* [SET TASK]
Leave out the pictures and repeat every record exactly.

___ DATA LINES ___

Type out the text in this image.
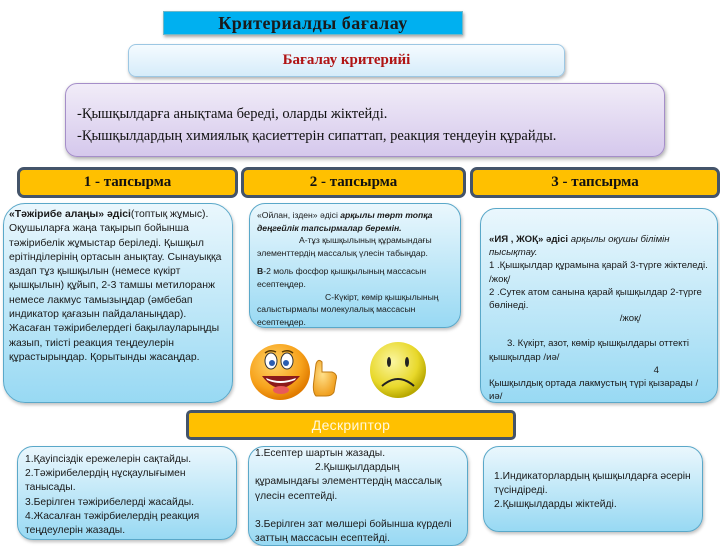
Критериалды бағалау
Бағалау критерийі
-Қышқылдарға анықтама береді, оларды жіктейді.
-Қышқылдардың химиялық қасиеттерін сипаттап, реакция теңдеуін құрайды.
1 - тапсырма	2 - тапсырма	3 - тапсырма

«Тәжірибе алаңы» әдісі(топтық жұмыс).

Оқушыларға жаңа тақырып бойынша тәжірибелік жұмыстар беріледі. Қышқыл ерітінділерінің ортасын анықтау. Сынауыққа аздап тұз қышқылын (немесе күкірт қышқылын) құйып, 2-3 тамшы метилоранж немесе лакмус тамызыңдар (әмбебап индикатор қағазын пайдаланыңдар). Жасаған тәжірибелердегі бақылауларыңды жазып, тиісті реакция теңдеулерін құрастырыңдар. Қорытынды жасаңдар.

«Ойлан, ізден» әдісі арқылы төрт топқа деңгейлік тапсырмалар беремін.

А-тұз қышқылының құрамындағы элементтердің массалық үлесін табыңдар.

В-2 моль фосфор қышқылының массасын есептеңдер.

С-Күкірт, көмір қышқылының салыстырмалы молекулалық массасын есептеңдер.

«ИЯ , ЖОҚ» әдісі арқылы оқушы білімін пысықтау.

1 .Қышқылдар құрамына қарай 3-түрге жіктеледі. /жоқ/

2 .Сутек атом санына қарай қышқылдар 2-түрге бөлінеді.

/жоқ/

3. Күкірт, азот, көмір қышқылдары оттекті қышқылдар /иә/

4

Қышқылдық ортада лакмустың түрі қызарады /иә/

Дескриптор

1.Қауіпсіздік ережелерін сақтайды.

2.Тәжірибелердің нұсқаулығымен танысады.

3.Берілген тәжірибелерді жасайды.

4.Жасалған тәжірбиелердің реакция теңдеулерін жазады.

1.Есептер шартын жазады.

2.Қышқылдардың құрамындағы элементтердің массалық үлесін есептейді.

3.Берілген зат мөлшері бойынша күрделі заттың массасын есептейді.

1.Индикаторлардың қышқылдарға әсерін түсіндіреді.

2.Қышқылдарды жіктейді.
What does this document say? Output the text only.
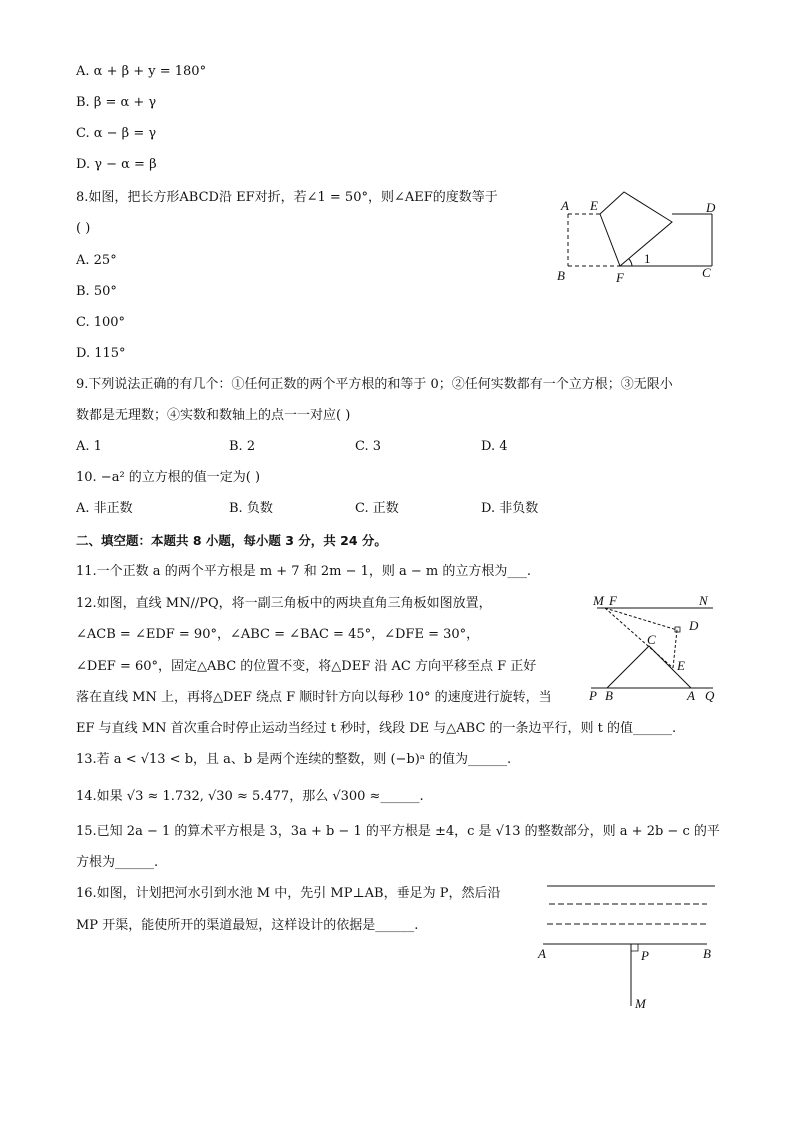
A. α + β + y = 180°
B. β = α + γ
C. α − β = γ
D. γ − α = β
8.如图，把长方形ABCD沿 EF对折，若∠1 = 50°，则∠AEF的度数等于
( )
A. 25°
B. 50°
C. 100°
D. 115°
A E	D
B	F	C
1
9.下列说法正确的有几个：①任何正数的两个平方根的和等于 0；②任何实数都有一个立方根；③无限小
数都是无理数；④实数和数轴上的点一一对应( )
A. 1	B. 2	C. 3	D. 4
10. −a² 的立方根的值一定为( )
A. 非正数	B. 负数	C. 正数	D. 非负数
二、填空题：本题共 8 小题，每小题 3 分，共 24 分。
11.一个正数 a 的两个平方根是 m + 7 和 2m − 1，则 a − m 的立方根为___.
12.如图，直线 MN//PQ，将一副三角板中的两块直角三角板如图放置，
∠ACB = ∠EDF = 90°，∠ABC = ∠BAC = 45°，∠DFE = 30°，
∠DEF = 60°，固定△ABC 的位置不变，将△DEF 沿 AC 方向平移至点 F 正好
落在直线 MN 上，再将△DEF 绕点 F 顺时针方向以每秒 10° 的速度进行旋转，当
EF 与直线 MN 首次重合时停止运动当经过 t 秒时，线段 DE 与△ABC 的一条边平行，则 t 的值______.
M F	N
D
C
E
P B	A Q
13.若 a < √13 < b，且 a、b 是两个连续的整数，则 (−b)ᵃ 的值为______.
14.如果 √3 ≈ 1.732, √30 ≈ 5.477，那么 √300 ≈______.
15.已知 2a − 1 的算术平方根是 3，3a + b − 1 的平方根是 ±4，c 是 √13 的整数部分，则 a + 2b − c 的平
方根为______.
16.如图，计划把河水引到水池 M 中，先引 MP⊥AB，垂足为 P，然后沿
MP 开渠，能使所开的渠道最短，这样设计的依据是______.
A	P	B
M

___

* [TASK RESPONSE]
Type out the text in this image.
Критериалды бағалау
Бағалау критерийі
-Қышқылдарға анықтама береді, оларды жіктейді.
-Қышқылдардың химиялық қасиеттерін сипаттап, реакция теңдеуін құрайды.
1 - тапсырма	2 - тапсырма	3 - тапсырма

«Тәжірибе алаңы» әдісі(топтық жұмыс).

Оқушыларға жаңа тақырып бойынша тәжірибелік жұмыстар беріледі. Қышқыл ерітінділерінің ортасын анықтау. Сынауыққа аздап тұз қышқылын (немесе күкірт қышқылын) құйып, 2-3 тамшы метилоранж немесе лакмус тамызыңдар (әмбебап индикатор қағазын пайдаланыңдар). Жасаған тәжірибелердегі бақылауларыңды жазып, тиісті реакция теңдеулерін құрастырыңдар. Қорытынды жасаңдар.

«Ойлан, ізден» әдісі арқылы төрт топқа деңгейлік тапсырмалар беремін.

А-тұз қышқылының құрамындағы элементтердің массалық үлесін табыңдар.

В-2 моль фосфор қышқылының массасын есептеңдер.

С-Күкірт, көмір қышқылының салыстырмалы молекулалық массасын есептеңдер.

«ИЯ , ЖОҚ» әдісі арқылы оқушы білімін пысықтау.

1 .Қышқылдар құрамына қарай 3-түрге жіктеледі. /жоқ/

2 .Сутек атом санына қарай қышқылдар 2-түрге бөлінеді.

/жоқ/

3. Күкірт, азот, көмір қышқылдары оттекті қышқылдар /иә/

4

Қышқылдық ортада лакмустың түрі қызарады /иә/

Дескриптор

1.Қауіпсіздік ережелерін сақтайды.

2.Тәжірибелердің нұсқаулығымен танысады.

3.Берілген тәжірибелерді жасайды.

4.Жасалған тәжірбиелердің реакция теңдеулерін жазады.

1.Есептер шартын жазады.

2.Қышқылдардың құрамындағы элементтердің массалық үлесін есептейді.

3.Берілген зат мөлшері бойынша күрделі заттың массасын есептейді.

1.Индикаторлардың қышқылдарға әсерін түсіндіреді.

2.Қышқылдарды жіктейді.
What does this document say? Output the text only.
A. α + β + y = 180°
B. β = α + γ
C. α − β = γ
D. γ − α = β
8.如图，把长方形ABCD沿 EF对折，若∠1 = 50°，则∠AEF的度数等于
( )
A. 25°
B. 50°
C. 100°
D. 115°
A E	D
B	F	C
1
9.下列说法正确的有几个：①任何正数的两个平方根的和等于 0；②任何实数都有一个立方根；③无限小
数都是无理数；④实数和数轴上的点一一对应( )
A. 1	B. 2	C. 3	D. 4
10. −a² 的立方根的值一定为( )
A. 非正数	B. 负数	C. 正数	D. 非负数
二、填空题：本题共 8 小题，每小题 3 分，共 24 分。
11.一个正数 a 的两个平方根是 m + 7 和 2m − 1，则 a − m 的立方根为___.
12.如图，直线 MN//PQ，将一副三角板中的两块直角三角板如图放置，
∠ACB = ∠EDF = 90°，∠ABC = ∠BAC = 45°，∠DFE = 30°，
∠DEF = 60°，固定△ABC 的位置不变，将△DEF 沿 AC 方向平移至点 F 正好
落在直线 MN 上，再将△DEF 绕点 F 顺时针方向以每秒 10° 的速度进行旋转，当
EF 与直线 MN 首次重合时停止运动当经过 t 秒时，线段 DE 与△ABC 的一条边平行，则 t 的值______.
M F	N
D
C
E
P B	A Q
13.若 a < √13 < b，且 a、b 是两个连续的整数，则 (−b)ᵃ 的值为______.
14.如果 √3 ≈ 1.732, √30 ≈ 5.477，那么 √300 ≈______.
15.已知 2a − 1 的算术平方根是 3，3a + b − 1 的平方根是 ±4，c 是 √13 的整数部分，则 a + 2b − c 的平
方根为______.
16.如图，计划把河水引到水池 M 中，先引 MP⊥AB，垂足为 P，然后沿
MP 开渠，能使所开的渠道最短，这样设计的依据是______.
A	P	B
M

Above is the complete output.